= TASK STATEMENT =
Locate the word "legend" in the material, then show every line that holds it.

[Chart and figure data]
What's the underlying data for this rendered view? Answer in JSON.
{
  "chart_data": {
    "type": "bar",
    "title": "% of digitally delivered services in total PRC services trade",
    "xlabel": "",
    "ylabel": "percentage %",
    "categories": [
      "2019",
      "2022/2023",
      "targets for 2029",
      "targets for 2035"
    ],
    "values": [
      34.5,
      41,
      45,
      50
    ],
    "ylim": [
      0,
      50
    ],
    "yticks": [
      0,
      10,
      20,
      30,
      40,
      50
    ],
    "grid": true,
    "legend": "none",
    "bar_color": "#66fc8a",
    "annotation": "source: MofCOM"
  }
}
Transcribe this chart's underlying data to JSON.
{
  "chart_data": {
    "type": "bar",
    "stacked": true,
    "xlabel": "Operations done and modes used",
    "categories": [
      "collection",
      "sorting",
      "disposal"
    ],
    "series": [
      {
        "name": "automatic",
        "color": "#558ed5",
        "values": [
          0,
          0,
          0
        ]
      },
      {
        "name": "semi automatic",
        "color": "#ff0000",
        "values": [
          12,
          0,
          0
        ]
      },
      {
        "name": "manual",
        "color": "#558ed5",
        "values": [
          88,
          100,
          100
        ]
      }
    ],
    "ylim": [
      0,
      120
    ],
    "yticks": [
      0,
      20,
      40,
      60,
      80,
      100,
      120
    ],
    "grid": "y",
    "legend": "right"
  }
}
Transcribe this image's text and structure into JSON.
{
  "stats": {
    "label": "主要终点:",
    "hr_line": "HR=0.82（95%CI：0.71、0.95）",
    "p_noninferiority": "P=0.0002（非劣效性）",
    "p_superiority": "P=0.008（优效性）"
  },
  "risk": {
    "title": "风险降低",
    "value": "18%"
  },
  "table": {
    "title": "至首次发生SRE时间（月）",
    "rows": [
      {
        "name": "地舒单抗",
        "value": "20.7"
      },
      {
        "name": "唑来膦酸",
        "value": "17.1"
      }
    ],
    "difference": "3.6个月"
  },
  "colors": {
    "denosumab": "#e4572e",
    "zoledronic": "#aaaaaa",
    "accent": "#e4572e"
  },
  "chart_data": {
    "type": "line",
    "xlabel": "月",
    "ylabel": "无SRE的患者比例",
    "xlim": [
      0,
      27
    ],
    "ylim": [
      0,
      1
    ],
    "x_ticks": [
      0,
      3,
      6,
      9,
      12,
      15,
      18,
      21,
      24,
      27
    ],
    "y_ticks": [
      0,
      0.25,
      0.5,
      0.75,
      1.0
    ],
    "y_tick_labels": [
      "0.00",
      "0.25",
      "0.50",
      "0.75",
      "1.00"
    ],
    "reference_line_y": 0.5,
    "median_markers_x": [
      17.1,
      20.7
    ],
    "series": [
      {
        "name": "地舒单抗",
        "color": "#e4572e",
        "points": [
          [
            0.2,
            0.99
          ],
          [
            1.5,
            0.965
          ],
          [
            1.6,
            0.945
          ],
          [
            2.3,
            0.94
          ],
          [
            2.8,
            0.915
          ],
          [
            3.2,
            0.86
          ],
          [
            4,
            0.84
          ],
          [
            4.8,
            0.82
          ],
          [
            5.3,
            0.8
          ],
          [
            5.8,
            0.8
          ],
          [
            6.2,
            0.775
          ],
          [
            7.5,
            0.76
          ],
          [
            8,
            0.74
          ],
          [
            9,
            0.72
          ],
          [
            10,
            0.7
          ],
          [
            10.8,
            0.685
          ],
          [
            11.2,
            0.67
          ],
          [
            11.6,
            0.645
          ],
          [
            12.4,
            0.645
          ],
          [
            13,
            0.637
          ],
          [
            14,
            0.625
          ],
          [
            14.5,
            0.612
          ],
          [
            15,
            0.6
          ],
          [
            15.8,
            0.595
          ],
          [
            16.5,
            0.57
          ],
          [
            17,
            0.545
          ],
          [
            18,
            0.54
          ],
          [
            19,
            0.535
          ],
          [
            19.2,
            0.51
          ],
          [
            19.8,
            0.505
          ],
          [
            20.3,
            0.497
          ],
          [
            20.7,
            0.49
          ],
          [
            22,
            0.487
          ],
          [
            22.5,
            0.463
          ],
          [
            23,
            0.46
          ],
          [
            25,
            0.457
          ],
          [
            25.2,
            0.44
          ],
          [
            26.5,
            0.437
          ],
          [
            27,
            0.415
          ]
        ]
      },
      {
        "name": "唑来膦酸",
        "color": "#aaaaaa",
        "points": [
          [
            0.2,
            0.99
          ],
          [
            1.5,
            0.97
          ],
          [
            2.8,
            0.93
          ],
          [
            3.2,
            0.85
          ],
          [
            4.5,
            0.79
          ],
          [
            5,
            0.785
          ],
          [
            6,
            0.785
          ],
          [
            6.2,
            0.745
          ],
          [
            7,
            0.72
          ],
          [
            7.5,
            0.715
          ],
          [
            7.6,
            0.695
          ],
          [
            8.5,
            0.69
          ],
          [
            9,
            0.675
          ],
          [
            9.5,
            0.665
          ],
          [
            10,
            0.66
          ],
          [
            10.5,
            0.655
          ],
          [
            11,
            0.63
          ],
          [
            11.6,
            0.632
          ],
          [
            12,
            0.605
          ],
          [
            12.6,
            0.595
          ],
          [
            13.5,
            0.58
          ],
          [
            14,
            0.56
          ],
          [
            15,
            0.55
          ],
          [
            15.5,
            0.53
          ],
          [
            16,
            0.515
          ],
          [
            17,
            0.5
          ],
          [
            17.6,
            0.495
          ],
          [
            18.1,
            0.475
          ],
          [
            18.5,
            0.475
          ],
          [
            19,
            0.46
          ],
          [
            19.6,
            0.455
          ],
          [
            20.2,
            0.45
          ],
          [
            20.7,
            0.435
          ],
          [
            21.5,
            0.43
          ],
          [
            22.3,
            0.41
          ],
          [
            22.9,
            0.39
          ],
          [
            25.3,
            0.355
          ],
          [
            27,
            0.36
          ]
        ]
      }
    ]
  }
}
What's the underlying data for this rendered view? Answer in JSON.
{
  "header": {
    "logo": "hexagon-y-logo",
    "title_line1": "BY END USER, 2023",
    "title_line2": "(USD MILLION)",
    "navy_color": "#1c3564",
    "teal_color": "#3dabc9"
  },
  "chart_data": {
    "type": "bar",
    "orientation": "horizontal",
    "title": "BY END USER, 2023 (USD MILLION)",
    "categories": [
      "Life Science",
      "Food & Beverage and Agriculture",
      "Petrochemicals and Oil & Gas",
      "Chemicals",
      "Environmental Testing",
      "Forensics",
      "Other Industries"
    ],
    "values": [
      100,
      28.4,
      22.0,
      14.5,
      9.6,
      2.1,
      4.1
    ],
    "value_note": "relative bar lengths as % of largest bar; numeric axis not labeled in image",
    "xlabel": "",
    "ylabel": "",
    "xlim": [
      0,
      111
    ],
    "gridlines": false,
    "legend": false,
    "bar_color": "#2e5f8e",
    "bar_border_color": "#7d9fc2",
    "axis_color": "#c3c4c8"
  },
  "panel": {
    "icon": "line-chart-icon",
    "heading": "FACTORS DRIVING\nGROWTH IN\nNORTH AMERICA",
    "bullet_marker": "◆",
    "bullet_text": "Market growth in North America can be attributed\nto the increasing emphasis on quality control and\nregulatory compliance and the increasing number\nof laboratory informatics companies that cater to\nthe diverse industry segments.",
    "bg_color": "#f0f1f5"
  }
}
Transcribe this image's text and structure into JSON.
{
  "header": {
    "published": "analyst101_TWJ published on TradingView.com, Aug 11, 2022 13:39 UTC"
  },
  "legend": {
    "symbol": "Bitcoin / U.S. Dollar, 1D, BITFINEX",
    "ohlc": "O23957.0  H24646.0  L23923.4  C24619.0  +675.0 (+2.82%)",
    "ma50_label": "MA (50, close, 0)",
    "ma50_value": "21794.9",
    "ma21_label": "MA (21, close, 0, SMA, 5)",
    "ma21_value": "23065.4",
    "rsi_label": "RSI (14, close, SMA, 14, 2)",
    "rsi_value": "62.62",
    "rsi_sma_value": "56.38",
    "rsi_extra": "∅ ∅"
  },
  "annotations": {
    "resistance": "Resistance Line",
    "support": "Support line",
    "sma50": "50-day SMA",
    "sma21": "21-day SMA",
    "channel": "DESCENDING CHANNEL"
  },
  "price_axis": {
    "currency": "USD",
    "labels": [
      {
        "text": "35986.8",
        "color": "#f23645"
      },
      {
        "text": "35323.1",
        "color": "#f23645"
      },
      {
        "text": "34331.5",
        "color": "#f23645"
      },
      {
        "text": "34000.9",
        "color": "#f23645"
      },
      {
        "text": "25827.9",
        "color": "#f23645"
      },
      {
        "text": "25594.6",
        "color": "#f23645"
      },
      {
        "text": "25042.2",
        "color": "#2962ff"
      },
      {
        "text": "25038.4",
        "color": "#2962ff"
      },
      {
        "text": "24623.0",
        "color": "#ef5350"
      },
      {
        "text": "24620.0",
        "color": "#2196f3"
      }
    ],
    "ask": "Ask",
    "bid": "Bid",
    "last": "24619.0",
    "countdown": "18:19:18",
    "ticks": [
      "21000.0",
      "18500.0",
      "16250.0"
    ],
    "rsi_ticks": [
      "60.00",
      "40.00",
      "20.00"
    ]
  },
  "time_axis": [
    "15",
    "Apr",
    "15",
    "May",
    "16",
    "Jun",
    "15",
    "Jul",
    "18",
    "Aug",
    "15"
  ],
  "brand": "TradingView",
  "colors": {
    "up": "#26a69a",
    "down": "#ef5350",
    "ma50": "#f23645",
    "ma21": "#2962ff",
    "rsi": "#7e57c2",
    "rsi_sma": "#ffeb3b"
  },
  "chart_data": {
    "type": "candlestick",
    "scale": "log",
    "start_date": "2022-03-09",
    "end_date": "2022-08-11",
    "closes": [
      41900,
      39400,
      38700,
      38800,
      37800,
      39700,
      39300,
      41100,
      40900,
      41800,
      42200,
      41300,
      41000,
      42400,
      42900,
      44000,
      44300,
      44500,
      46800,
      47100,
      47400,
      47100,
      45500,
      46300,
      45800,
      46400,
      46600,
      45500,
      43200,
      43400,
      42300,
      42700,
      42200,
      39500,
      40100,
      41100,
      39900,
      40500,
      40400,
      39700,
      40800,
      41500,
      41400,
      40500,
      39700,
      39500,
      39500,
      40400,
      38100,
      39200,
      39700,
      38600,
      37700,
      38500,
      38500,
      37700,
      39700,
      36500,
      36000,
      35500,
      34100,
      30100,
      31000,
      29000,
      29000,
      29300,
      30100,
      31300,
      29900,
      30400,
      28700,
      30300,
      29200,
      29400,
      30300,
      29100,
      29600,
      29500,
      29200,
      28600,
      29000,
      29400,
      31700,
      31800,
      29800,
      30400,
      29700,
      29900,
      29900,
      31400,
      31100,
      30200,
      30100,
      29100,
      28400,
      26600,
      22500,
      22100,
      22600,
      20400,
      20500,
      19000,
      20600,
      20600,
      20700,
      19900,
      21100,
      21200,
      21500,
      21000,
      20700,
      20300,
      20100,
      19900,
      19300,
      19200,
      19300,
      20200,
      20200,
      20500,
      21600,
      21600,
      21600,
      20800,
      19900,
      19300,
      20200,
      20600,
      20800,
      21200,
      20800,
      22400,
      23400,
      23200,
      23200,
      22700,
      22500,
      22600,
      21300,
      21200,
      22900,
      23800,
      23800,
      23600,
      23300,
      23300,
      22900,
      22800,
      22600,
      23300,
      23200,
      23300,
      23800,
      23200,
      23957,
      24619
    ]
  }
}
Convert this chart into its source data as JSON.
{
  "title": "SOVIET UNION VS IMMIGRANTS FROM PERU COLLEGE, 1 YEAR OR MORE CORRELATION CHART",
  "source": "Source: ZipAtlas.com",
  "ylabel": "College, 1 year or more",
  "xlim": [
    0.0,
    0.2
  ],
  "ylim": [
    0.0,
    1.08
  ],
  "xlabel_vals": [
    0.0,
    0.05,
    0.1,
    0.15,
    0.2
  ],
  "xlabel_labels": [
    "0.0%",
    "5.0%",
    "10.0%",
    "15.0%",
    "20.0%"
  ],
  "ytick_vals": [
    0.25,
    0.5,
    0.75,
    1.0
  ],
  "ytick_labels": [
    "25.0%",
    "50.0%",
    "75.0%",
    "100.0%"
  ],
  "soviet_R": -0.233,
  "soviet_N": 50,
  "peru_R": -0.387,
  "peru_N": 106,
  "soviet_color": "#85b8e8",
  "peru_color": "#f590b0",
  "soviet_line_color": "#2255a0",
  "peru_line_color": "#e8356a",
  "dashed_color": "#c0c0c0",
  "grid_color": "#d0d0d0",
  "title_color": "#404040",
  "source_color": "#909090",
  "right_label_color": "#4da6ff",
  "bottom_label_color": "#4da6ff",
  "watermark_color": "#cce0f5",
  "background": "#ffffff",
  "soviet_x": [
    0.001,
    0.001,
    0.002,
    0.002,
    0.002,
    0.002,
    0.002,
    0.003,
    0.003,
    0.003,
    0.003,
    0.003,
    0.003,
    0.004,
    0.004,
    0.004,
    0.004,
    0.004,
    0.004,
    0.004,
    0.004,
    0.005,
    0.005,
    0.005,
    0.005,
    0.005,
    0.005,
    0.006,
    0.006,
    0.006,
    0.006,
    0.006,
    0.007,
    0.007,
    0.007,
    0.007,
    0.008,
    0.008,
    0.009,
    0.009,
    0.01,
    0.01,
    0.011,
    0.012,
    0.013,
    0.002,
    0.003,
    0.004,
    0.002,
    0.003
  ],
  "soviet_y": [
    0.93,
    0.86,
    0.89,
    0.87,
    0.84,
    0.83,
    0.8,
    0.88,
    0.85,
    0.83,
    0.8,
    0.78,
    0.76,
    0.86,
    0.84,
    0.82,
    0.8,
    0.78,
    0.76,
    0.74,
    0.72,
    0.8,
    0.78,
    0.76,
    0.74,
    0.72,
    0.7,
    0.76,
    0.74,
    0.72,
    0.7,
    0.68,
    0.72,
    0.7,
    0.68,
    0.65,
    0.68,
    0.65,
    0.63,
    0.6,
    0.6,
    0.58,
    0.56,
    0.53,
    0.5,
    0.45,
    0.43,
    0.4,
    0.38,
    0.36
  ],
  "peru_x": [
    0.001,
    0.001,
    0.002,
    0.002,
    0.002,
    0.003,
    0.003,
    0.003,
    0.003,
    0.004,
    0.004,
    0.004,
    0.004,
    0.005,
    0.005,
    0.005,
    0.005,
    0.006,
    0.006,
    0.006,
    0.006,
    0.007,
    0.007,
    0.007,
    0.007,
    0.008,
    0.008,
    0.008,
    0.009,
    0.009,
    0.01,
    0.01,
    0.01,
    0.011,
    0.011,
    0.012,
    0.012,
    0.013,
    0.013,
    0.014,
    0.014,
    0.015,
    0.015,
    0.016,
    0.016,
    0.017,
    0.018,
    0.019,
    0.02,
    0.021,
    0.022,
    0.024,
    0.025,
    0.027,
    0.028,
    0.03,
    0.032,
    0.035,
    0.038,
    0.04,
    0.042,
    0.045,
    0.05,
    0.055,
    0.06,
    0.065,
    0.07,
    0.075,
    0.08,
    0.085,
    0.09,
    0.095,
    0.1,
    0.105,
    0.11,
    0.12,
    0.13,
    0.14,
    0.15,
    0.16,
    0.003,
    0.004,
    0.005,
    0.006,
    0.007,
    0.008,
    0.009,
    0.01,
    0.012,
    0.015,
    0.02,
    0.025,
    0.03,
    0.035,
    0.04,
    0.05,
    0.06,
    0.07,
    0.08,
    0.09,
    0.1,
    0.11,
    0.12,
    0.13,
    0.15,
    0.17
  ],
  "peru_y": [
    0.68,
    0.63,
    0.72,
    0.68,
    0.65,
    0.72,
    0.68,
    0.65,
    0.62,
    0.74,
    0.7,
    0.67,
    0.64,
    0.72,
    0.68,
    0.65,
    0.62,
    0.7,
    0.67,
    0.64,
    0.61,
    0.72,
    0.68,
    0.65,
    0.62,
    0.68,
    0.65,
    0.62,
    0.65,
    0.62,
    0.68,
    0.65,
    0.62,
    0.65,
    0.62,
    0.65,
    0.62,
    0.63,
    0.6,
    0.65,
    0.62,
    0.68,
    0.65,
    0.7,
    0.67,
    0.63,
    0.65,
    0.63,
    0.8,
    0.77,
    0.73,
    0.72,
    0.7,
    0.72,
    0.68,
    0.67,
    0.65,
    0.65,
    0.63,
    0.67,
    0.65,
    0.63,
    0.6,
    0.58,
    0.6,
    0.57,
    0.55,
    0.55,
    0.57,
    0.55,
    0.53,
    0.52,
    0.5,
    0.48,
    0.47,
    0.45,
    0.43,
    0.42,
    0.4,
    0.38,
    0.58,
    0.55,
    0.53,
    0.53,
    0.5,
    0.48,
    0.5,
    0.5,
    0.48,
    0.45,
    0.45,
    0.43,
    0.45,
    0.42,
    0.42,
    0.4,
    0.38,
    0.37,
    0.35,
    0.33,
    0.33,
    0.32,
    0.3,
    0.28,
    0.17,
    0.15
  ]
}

= TASK RESPONSE =
    "legend": "none",
    "legend": "right"
    "legend": false,
  "legend": {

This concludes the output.